Records provided:
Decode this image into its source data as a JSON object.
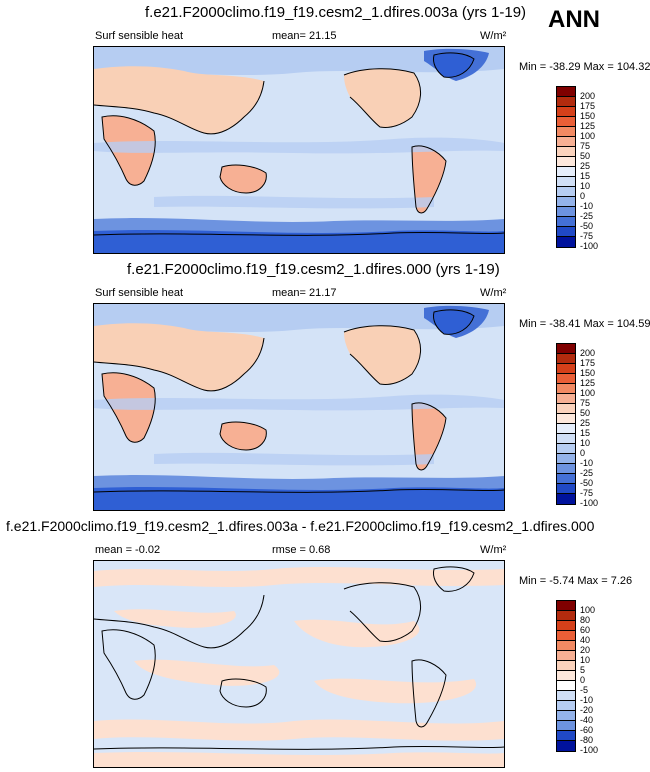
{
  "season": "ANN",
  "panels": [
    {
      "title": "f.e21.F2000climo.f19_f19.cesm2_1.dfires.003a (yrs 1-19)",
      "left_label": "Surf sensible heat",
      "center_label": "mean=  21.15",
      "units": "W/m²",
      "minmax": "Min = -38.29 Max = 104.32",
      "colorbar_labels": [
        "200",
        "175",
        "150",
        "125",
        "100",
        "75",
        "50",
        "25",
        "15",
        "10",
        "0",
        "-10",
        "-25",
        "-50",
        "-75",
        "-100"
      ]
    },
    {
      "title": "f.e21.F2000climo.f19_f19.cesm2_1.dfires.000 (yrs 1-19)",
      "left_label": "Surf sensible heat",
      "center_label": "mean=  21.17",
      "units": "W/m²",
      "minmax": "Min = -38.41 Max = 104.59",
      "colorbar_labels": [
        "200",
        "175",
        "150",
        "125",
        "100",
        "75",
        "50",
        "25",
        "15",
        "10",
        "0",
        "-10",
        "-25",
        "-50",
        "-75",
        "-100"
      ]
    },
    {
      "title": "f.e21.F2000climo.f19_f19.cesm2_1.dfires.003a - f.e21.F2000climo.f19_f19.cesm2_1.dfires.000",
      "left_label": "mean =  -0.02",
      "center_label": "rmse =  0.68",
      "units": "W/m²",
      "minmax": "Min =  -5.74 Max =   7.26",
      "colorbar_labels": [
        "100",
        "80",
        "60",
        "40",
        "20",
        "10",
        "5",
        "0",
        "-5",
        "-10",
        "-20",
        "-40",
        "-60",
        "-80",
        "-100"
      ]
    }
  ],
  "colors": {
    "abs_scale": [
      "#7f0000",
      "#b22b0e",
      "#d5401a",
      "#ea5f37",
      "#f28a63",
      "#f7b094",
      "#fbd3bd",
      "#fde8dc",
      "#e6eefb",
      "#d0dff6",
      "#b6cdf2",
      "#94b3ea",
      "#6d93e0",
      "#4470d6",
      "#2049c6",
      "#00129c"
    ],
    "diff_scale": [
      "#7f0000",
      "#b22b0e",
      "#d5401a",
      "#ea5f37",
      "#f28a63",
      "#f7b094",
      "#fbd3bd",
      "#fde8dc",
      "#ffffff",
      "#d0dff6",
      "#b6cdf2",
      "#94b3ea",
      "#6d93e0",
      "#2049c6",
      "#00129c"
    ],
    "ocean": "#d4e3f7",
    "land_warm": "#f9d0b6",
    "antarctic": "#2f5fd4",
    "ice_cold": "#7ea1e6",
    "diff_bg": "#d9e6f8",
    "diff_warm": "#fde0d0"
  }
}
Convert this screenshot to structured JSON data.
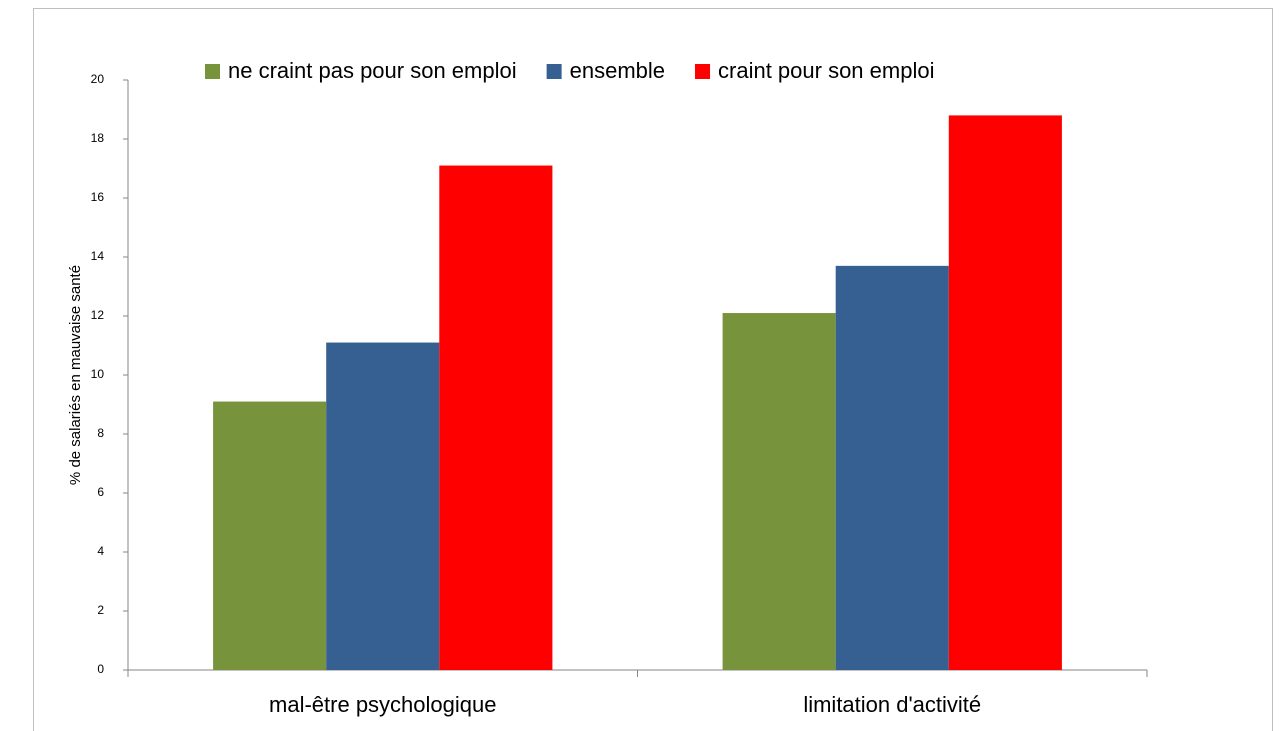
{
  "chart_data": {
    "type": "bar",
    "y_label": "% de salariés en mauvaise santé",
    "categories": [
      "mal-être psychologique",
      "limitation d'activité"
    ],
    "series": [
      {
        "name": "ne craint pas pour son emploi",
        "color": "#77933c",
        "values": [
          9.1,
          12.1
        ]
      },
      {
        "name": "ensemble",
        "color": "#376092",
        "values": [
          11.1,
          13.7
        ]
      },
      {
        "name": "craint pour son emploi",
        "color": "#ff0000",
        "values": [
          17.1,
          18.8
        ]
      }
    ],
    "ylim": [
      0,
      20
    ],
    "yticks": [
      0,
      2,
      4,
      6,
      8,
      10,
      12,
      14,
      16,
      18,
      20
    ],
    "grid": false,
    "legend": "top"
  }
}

Given problem: Emit the lines of the data above from the one containing "Convert this screenshot" through its final line, both endpoints included. Pictures do not belong in the output.

Solution to the problem:
Convert this screenshot to structured JSON data.
{
  "chart_data": {
    "type": "bar",
    "y_label": "% de salariés en mauvaise santé",
    "categories": [
      "mal-être psychologique",
      "limitation d'activité"
    ],
    "series": [
      {
        "name": "ne craint pas pour son emploi",
        "color": "#77933c",
        "values": [
          9.1,
          12.1
        ]
      },
      {
        "name": "ensemble",
        "color": "#376092",
        "values": [
          11.1,
          13.7
        ]
      },
      {
        "name": "craint pour son emploi",
        "color": "#ff0000",
        "values": [
          17.1,
          18.8
        ]
      }
    ],
    "ylim": [
      0,
      20
    ],
    "yticks": [
      0,
      2,
      4,
      6,
      8,
      10,
      12,
      14,
      16,
      18,
      20
    ],
    "grid": false,
    "legend": "top"
  }
}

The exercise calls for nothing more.